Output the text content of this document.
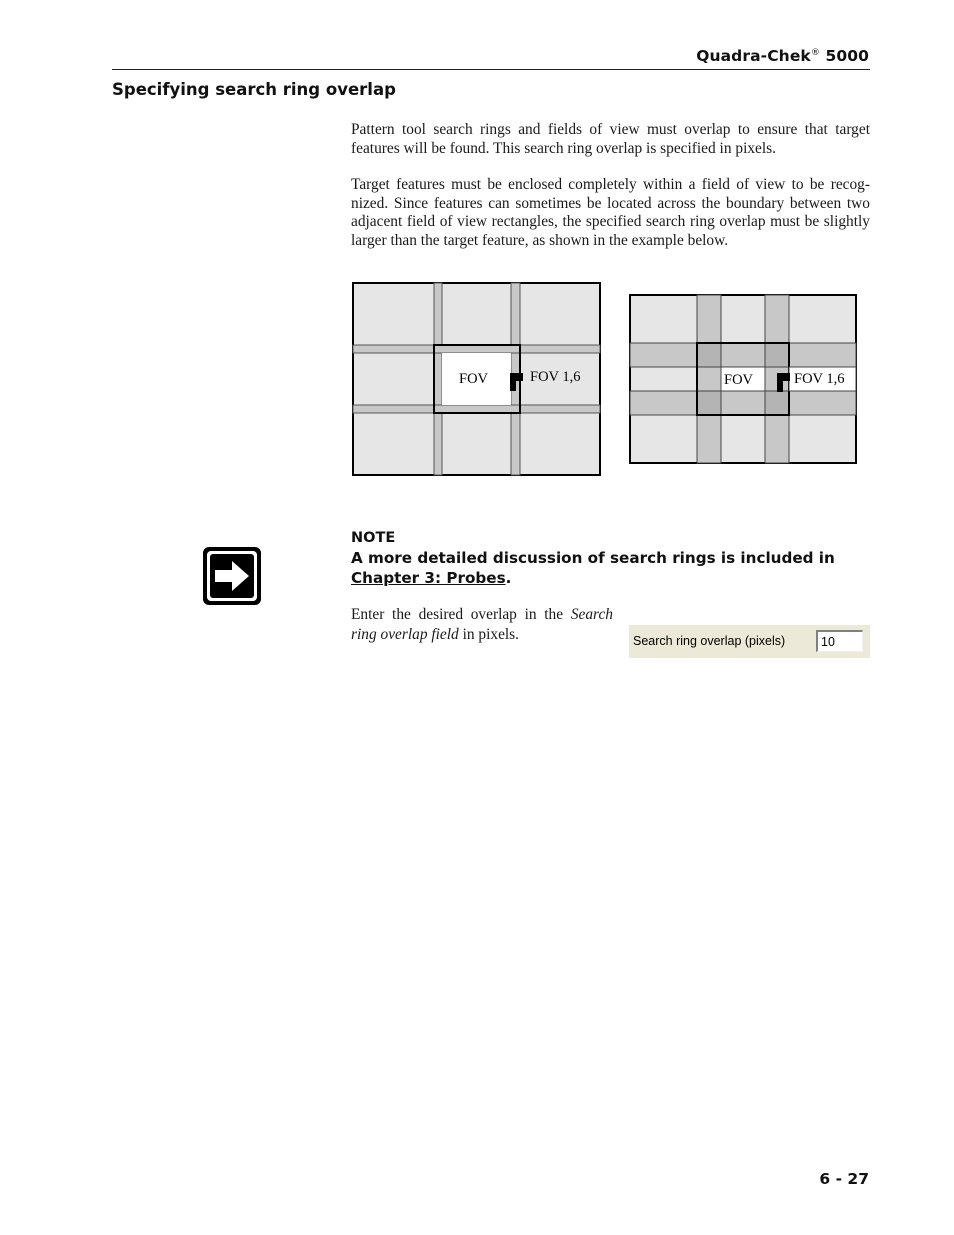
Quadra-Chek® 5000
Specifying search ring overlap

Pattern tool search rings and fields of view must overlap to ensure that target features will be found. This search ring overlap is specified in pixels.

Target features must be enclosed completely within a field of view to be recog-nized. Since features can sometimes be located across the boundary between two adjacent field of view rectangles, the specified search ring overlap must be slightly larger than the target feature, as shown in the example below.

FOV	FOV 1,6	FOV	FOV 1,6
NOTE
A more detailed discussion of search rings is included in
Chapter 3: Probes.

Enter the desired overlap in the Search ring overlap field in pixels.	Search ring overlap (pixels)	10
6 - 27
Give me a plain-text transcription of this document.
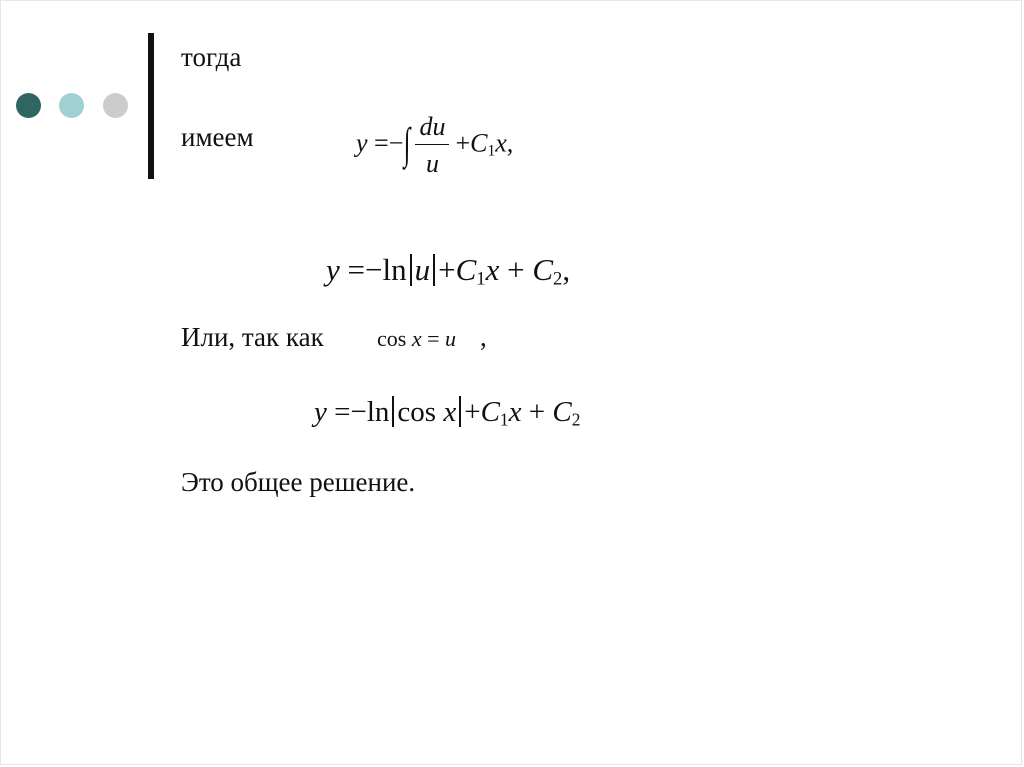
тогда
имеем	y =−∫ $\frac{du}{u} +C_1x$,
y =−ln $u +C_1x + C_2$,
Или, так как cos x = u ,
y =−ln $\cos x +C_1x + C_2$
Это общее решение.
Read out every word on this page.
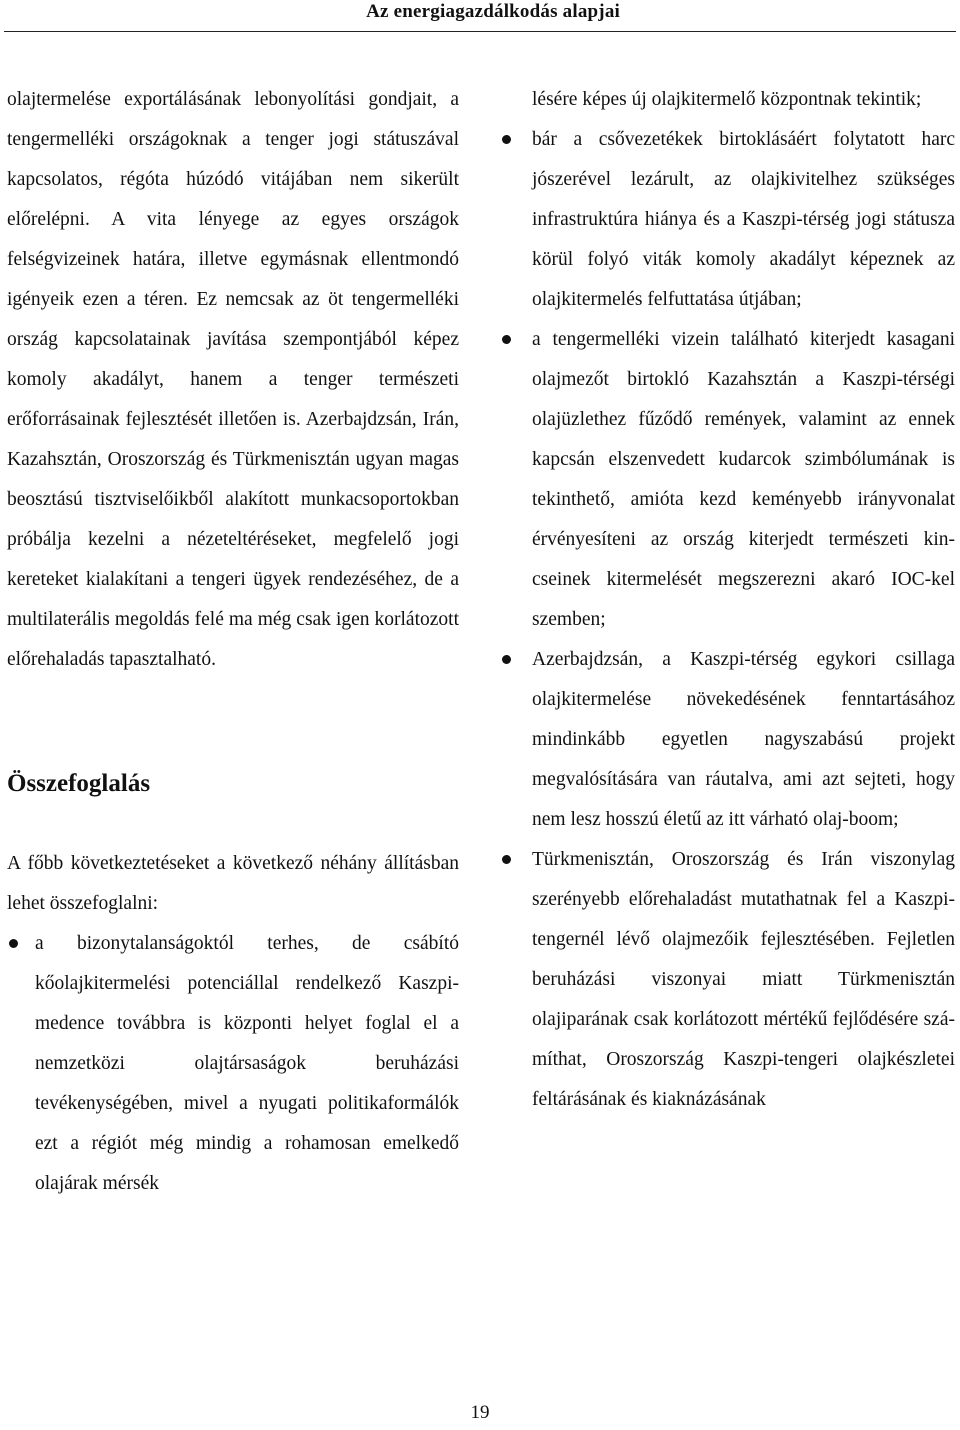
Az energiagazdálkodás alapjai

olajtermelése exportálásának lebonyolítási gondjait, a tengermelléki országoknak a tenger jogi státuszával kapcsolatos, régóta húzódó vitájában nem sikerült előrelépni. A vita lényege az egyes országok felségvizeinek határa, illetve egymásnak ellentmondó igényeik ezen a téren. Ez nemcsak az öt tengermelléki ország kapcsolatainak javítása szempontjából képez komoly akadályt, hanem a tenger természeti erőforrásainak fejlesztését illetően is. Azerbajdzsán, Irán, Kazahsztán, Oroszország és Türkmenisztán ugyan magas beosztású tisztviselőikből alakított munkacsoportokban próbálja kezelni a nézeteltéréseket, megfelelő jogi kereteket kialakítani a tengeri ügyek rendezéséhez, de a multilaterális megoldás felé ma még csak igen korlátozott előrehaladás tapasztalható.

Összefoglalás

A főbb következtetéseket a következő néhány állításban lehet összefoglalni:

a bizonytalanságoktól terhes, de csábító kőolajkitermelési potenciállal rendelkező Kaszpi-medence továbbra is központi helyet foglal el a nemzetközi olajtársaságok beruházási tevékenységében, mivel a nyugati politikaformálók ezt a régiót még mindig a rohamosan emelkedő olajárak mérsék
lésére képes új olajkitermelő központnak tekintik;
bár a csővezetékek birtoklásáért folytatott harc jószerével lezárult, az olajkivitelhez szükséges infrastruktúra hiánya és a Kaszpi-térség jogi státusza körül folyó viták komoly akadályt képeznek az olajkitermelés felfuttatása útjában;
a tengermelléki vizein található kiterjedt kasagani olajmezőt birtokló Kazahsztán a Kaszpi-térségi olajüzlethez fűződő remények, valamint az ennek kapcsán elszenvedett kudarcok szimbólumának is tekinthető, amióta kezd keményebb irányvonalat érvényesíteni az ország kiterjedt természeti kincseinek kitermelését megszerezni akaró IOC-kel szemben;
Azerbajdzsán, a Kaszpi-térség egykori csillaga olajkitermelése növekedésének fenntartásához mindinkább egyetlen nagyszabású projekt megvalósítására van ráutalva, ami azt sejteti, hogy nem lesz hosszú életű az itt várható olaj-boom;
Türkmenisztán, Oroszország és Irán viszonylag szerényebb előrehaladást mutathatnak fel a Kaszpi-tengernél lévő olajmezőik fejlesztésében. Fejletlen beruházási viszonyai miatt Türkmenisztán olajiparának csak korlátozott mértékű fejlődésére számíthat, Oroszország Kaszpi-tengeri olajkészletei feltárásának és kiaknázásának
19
◇ ◇ ◇ ◇ ◇ ◇ ◇
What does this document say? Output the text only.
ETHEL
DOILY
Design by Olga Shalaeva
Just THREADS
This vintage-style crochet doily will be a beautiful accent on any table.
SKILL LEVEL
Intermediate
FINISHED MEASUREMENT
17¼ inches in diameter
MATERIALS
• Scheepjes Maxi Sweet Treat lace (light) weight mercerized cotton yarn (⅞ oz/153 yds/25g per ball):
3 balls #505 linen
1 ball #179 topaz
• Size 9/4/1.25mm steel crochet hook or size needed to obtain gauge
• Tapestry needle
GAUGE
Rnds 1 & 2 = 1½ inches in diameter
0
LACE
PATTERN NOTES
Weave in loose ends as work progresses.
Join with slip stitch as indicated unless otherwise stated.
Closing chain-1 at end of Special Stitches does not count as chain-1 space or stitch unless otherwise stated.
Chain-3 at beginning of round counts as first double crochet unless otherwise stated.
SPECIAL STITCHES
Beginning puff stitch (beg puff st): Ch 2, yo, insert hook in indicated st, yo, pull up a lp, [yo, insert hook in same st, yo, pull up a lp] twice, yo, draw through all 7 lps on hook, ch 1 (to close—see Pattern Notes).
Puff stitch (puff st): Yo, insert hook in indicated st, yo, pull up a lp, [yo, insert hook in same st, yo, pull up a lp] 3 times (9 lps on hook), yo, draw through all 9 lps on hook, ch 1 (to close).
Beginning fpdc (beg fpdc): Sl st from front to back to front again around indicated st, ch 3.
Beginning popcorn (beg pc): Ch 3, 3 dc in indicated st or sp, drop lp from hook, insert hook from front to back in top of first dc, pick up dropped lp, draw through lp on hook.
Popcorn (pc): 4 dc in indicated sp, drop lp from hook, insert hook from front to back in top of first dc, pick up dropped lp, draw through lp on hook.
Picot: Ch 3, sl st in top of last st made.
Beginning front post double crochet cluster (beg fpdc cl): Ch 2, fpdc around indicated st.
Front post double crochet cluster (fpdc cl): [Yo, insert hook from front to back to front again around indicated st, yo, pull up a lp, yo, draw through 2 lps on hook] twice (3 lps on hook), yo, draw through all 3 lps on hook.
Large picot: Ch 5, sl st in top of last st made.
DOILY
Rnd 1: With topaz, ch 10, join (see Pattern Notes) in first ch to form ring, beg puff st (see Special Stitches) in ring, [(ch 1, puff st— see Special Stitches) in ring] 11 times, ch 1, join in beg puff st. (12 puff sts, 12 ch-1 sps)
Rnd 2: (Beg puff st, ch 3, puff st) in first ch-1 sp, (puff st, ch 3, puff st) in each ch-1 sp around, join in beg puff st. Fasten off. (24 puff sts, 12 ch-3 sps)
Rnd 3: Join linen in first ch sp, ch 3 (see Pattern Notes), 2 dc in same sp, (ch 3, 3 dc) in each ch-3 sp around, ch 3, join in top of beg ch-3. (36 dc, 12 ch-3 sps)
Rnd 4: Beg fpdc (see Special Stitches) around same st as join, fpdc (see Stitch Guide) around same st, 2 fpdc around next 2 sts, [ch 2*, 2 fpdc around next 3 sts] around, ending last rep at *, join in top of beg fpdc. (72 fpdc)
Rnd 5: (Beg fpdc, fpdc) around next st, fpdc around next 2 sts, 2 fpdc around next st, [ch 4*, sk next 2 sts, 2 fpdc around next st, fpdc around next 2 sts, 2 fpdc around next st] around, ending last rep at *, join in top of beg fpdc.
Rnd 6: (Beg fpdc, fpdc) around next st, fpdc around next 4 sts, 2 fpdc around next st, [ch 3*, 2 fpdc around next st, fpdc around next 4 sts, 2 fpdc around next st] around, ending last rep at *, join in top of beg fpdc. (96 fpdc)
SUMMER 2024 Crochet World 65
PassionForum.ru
◇ ◇ ◇ ◇ ◇ ◇ ◇
-- Given request --
Which lines hold the word "does"? Return all of them from the records above.

-- Answer to the task --
What does this document say? Output the text only.
Closing chain-1 at end of Special Stitches does not count as chain-1 space or stitch unless otherwise stated.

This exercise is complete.